(EXERCISE PROMPT): Will you give the material below again, every line exactly as it is?

------ RECORDED DATA ------

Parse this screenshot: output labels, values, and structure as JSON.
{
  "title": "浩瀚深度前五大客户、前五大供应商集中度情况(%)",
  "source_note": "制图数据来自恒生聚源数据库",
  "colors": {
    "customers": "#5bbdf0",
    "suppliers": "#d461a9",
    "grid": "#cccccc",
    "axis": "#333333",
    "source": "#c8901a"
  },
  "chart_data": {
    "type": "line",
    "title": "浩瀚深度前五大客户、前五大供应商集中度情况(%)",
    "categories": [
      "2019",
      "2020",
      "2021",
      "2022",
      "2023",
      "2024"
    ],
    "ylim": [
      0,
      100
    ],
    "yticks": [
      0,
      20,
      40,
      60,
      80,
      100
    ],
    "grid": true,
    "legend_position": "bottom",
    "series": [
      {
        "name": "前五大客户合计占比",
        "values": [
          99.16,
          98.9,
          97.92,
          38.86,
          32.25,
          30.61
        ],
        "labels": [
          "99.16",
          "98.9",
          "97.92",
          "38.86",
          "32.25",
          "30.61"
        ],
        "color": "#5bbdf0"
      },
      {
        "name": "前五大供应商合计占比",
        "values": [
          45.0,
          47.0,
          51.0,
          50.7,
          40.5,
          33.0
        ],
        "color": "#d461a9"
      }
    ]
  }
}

------

(RESULT BELOW):
Parse this screenshot: output labels, values, and structure as JSON.
{
  "title": "浩瀚深度前五大客户、前五大供应商集中度情况(%)",
  "source_note": "制图数据来自恒生聚源数据库",
  "colors": {
    "customers": "#5bbdf0",
    "suppliers": "#d461a9",
    "grid": "#cccccc",
    "axis": "#333333",
    "source": "#c8901a"
  },
  "chart_data": {
    "type": "line",
    "title": "浩瀚深度前五大客户、前五大供应商集中度情况(%)",
    "categories": [
      "2019",
      "2020",
      "2021",
      "2022",
      "2023",
      "2024"
    ],
    "ylim": [
      0,
      100
    ],
    "yticks": [
      0,
      20,
      40,
      60,
      80,
      100
    ],
    "grid": true,
    "legend_position": "bottom",
    "series": [
      {
        "name": "前五大客户合计占比",
        "values": [
          99.16,
          98.9,
          97.92,
          38.86,
          32.25,
          30.61
        ],
        "labels": [
          "99.16",
          "98.9",
          "97.92",
          "38.86",
          "32.25",
          "30.61"
        ],
        "color": "#5bbdf0"
      },
      {
        "name": "前五大供应商合计占比",
        "values": [
          45.0,
          47.0,
          51.0,
          50.7,
          40.5,
          33.0
        ],
        "color": "#d461a9"
      }
    ]
  }
}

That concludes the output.